— START MATERIAL SHOWN —

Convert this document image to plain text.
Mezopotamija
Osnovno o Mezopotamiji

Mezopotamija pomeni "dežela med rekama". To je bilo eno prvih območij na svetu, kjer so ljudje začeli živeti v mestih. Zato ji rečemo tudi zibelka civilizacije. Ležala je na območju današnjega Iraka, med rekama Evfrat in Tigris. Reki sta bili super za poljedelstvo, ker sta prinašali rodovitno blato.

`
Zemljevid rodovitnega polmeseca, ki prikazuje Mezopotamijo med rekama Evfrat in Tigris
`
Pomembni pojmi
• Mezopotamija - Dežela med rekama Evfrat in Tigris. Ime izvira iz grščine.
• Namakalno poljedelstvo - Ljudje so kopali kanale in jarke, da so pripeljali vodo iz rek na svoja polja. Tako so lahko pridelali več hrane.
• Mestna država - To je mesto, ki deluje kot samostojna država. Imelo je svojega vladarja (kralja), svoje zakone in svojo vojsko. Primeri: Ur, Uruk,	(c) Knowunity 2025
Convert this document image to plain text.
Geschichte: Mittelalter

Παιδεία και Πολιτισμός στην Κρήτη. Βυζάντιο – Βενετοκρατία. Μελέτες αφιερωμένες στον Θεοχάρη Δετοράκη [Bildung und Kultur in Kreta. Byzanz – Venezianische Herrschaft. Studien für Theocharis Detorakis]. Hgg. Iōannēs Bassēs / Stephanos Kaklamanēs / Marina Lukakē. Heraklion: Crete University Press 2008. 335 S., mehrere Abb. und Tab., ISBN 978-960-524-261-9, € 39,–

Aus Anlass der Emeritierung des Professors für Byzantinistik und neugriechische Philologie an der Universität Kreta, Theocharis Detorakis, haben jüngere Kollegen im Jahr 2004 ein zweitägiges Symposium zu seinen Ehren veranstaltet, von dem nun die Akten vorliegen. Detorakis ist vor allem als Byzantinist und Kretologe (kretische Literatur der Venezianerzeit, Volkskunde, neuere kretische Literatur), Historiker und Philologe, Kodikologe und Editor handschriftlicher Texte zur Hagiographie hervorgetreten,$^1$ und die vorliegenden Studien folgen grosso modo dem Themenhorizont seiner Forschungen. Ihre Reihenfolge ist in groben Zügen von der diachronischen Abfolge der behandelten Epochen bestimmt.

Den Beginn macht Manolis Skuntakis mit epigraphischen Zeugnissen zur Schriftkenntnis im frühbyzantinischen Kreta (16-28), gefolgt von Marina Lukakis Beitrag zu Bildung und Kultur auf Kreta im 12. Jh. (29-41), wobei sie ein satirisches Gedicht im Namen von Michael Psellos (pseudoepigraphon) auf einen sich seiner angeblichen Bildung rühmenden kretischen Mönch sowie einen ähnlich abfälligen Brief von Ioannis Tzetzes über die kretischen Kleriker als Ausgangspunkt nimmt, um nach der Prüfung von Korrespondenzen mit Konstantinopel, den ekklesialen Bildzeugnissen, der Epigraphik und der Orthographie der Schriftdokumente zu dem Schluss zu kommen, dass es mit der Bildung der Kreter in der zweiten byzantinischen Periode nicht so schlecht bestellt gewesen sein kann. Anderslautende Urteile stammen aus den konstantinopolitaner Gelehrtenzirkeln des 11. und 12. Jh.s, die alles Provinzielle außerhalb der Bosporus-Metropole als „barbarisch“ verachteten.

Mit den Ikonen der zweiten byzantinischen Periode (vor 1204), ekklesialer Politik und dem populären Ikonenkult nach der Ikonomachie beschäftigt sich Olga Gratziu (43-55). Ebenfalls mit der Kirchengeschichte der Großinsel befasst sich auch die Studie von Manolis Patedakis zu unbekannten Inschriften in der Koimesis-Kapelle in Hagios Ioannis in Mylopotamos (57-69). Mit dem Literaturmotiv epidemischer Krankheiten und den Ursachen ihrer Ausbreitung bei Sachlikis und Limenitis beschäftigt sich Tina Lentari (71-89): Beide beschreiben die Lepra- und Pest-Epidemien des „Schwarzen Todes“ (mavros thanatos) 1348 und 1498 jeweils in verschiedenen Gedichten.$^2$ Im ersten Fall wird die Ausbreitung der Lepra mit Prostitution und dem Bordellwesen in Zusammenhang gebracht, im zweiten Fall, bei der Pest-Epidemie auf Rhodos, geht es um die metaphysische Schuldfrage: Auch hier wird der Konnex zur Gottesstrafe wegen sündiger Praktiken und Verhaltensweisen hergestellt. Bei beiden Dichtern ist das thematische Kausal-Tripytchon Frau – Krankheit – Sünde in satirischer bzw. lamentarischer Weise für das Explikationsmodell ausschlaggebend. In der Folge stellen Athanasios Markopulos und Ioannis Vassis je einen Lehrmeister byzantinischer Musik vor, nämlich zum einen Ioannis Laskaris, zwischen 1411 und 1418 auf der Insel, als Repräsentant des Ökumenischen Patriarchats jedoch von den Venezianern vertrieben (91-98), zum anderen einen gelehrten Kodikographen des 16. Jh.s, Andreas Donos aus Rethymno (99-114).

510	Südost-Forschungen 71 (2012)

— END MATERIAL SHOWN —

» **WRITTEN INSTRUCTION**:
Restate the data above word for word, please.

» **FINAL RESULT**:
Convert this document image to plain text.
Mezopotamija
Osnovno o Mezopotamiji

Mezopotamija pomeni "dežela med rekama". To je bilo eno prvih območij na svetu, kjer so ljudje začeli živeti v mestih. Zato ji rečemo tudi zibelka civilizacije. Ležala je na območju današnjega Iraka, med rekama Evfrat in Tigris. Reki sta bili super za poljedelstvo, ker sta prinašali rodovitno blato.

`
Zemljevid rodovitnega polmeseca, ki prikazuje Mezopotamijo med rekama Evfrat in Tigris
`
Pomembni pojmi
• Mezopotamija - Dežela med rekama Evfrat in Tigris. Ime izvira iz grščine.
• Namakalno poljedelstvo - Ljudje so kopali kanale in jarke, da so pripeljali vodo iz rek na svoja polja. Tako so lahko pridelali več hrane.
• Mestna država - To je mesto, ki deluje kot samostojna država. Imelo je svojega vladarja (kralja), svoje zakone in svojo vojsko. Primeri: Ur, Uruk,	(c) Knowunity 2025
Convert this document image to plain text.
Geschichte: Mittelalter

Παιδεία και Πολιτισμός στην Κρήτη. Βυζάντιο – Βενετοκρατία. Μελέτες αφιερωμένες στον Θεοχάρη Δετοράκη [Bildung und Kultur in Kreta. Byzanz – Venezianische Herrschaft. Studien für Theocharis Detorakis]. Hgg. Iōannēs Bassēs / Stephanos Kaklamanēs / Marina Lukakē. Heraklion: Crete University Press 2008. 335 S., mehrere Abb. und Tab., ISBN 978-960-524-261-9, € 39,–

Aus Anlass der Emeritierung des Professors für Byzantinistik und neugriechische Philologie an der Universität Kreta, Theocharis Detorakis, haben jüngere Kollegen im Jahr 2004 ein zweitägiges Symposium zu seinen Ehren veranstaltet, von dem nun die Akten vorliegen. Detorakis ist vor allem als Byzantinist und Kretologe (kretische Literatur der Venezianerzeit, Volkskunde, neuere kretische Literatur), Historiker und Philologe, Kodikologe und Editor handschriftlicher Texte zur Hagiographie hervorgetreten,$^1$ und die vorliegenden Studien folgen grosso modo dem Themenhorizont seiner Forschungen. Ihre Reihenfolge ist in groben Zügen von der diachronischen Abfolge der behandelten Epochen bestimmt.

Den Beginn macht Manolis Skuntakis mit epigraphischen Zeugnissen zur Schriftkenntnis im frühbyzantinischen Kreta (16-28), gefolgt von Marina Lukakis Beitrag zu Bildung und Kultur auf Kreta im 12. Jh. (29-41), wobei sie ein satirisches Gedicht im Namen von Michael Psellos (pseudoepigraphon) auf einen sich seiner angeblichen Bildung rühmenden kretischen Mönch sowie einen ähnlich abfälligen Brief von Ioannis Tzetzes über die kretischen Kleriker als Ausgangspunkt nimmt, um nach der Prüfung von Korrespondenzen mit Konstantinopel, den ekklesialen Bildzeugnissen, der Epigraphik und der Orthographie der Schriftdokumente zu dem Schluss zu kommen, dass es mit der Bildung der Kreter in der zweiten byzantinischen Periode nicht so schlecht bestellt gewesen sein kann. Anderslautende Urteile stammen aus den konstantinopolitaner Gelehrtenzirkeln des 11. und 12. Jh.s, die alles Provinzielle außerhalb der Bosporus-Metropole als „barbarisch“ verachteten.

Mit den Ikonen der zweiten byzantinischen Periode (vor 1204), ekklesialer Politik und dem populären Ikonenkult nach der Ikonomachie beschäftigt sich Olga Gratziu (43-55). Ebenfalls mit der Kirchengeschichte der Großinsel befasst sich auch die Studie von Manolis Patedakis zu unbekannten Inschriften in der Koimesis-Kapelle in Hagios Ioannis in Mylopotamos (57-69). Mit dem Literaturmotiv epidemischer Krankheiten und den Ursachen ihrer Ausbreitung bei Sachlikis und Limenitis beschäftigt sich Tina Lentari (71-89): Beide beschreiben die Lepra- und Pest-Epidemien des „Schwarzen Todes“ (mavros thanatos) 1348 und 1498 jeweils in verschiedenen Gedichten.$^2$ Im ersten Fall wird die Ausbreitung der Lepra mit Prostitution und dem Bordellwesen in Zusammenhang gebracht, im zweiten Fall, bei der Pest-Epidemie auf Rhodos, geht es um die metaphysische Schuldfrage: Auch hier wird der Konnex zur Gottesstrafe wegen sündiger Praktiken und Verhaltensweisen hergestellt. Bei beiden Dichtern ist das thematische Kausal-Tripytchon Frau – Krankheit – Sünde in satirischer bzw. lamentarischer Weise für das Explikationsmodell ausschlaggebend. In der Folge stellen Athanasios Markopulos und Ioannis Vassis je einen Lehrmeister byzantinischer Musik vor, nämlich zum einen Ioannis Laskaris, zwischen 1411 und 1418 auf der Insel, als Repräsentant des Ökumenischen Patriarchats jedoch von den Venezianern vertrieben (91-98), zum anderen einen gelehrten Kodikographen des 16. Jh.s, Andreas Donos aus Rethymno (99-114).

510	Südost-Forschungen 71 (2012)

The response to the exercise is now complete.